▶ [Texto do documento]:
-*-
Caso Americanas: bancos reservam quase R$ 9 bi por risco de calote da varejista

Lucros de Bradesco, Itaú e Santander foram afetados pelo episódio, considerado por eles uma 'fraude pontual'

Empresas citadas na reportagem:

O rombo de R$ 20 bilhões na contabilidade da Americanas fez os três principais bancos privados do país provisionarem R$ 8,7 bilhões nos balanços do quarto trimestre divulgados recentemente, afetando seus lucros. Bradesco, Itaú e Santander estão entre os maiores credores da varejista e as provisões são reservas que instituições financeiras são obrigadas a fazer para lidar com risco de calote.

O aumento no provisionamento já é esperado pelo mercado. Não existe regra específica sobre o tema, que deve ser definido pela instituição financeira. Os credores costumam levar em conta exposição e nível de risco de cada operação.

Mas os analistas esperavam que a reserva contra perdas fosse, em média, de 50%. Bradesco e Itaú Unibanco decidiram provisionar 100% de sua exposição à Americanas, enquanto o Santander, 30%.
-*-
▶ [Tarefa 1]: Extraia da listagem, sem mudar nada, as linhas que vão do começo dela até a linha que contém "791, 1107, 811]", incluindo as duas.

▶ [Listagem de entrada]:
-*-
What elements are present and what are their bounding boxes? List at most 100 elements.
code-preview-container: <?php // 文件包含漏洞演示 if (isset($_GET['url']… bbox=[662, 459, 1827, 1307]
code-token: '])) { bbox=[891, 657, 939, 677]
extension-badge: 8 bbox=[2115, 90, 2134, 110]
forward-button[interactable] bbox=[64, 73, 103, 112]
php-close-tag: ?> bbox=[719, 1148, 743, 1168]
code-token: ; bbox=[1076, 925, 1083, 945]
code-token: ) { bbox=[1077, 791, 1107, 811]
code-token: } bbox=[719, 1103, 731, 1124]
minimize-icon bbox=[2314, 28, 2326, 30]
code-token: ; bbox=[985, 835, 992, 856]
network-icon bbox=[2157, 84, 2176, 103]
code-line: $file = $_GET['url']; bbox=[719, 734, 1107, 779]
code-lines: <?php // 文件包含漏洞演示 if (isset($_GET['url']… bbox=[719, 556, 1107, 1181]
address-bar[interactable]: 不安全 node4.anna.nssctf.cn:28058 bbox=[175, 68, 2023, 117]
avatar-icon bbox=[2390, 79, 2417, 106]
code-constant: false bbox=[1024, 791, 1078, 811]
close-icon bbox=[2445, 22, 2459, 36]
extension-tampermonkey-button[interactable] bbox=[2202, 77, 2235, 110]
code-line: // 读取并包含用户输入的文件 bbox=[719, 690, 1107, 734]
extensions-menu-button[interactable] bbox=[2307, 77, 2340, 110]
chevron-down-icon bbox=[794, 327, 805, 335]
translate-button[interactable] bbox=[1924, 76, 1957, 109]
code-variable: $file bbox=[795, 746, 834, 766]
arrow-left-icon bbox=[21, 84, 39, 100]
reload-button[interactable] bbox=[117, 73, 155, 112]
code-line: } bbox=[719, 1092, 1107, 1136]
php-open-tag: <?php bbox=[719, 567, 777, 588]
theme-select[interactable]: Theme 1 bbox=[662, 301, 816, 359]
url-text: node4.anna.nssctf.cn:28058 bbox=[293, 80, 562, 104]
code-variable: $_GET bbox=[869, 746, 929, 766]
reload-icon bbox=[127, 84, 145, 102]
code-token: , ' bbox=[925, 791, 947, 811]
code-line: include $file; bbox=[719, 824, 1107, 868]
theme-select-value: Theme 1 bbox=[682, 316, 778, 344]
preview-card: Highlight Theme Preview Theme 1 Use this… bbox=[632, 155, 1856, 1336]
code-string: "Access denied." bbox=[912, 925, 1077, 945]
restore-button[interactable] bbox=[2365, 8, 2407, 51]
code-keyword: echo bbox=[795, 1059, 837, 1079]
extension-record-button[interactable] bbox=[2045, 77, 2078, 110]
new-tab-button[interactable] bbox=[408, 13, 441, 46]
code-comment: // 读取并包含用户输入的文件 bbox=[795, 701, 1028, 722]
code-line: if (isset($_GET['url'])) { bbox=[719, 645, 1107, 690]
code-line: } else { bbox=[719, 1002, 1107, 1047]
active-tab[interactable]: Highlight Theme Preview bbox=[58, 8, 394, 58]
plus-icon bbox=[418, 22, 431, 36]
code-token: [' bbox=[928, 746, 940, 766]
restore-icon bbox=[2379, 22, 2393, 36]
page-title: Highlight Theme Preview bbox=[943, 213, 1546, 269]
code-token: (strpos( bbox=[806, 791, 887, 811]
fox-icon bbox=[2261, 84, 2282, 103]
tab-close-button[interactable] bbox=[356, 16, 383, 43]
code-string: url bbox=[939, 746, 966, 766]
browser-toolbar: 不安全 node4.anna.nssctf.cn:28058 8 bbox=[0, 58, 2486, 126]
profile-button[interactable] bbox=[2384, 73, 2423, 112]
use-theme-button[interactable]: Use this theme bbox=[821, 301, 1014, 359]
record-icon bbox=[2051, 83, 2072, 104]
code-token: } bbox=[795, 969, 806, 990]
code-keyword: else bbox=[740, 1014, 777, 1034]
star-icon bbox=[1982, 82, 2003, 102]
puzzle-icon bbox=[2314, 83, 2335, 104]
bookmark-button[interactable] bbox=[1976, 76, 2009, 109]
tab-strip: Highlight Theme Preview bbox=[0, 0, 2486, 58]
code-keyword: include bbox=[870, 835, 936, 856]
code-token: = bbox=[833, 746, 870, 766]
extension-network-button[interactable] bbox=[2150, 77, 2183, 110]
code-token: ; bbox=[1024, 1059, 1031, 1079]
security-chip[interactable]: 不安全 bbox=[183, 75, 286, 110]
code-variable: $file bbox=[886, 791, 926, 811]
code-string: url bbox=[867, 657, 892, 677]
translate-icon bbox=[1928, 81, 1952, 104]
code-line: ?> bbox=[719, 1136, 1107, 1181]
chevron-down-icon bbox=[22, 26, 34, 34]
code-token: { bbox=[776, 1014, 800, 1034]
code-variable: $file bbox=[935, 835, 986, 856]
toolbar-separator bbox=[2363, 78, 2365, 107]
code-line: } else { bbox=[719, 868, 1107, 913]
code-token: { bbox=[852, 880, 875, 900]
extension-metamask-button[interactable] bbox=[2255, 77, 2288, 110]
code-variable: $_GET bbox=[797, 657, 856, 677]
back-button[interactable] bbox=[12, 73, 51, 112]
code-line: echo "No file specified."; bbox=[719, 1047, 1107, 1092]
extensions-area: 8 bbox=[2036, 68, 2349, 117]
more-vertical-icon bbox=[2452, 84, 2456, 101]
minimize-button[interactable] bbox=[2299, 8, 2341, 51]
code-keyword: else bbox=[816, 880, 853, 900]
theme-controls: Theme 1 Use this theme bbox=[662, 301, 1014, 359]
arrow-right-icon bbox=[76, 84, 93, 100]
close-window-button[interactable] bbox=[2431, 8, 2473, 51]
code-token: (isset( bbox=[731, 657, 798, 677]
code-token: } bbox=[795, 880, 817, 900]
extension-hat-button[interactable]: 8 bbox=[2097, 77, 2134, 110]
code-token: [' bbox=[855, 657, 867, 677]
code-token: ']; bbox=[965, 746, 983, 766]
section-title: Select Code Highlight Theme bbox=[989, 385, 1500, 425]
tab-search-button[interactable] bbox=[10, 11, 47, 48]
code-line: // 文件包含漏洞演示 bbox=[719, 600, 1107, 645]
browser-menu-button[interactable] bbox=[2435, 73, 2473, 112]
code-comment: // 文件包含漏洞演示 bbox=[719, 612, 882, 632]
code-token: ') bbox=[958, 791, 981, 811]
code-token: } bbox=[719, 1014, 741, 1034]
-*-
▶ [Tarefa 2]:
Responda com base na reportagem sobre o caso Americanas:
(a) De quanto foi o rombo na contabilidade da Americanas?
(b) Quanto os três principais bancos privados provisionaram, somados, no quarto trimestre?
(c) Que percentual da sua exposição à Americanas o Santander decidiu provisionar?

▶ [Resposta 1]:
What elements are present and what are their bounding boxes? List at most 100 elements.
code-preview-container: <?php // 文件包含漏洞演示 if (isset($_GET['url']… bbox=[662, 459, 1827, 1307]
code-token: '])) { bbox=[891, 657, 939, 677]
extension-badge: 8 bbox=[2115, 90, 2134, 110]
forward-button[interactable] bbox=[64, 73, 103, 112]
php-close-tag: ?> bbox=[719, 1148, 743, 1168]
code-token: ; bbox=[1076, 925, 1083, 945]
code-token: ) { bbox=[1077, 791, 1107, 811]

▶ [Resposta 2]:
(a) R$ 20 bilhões.
(b) R$ 8,7 bilhões.
(c) 30%.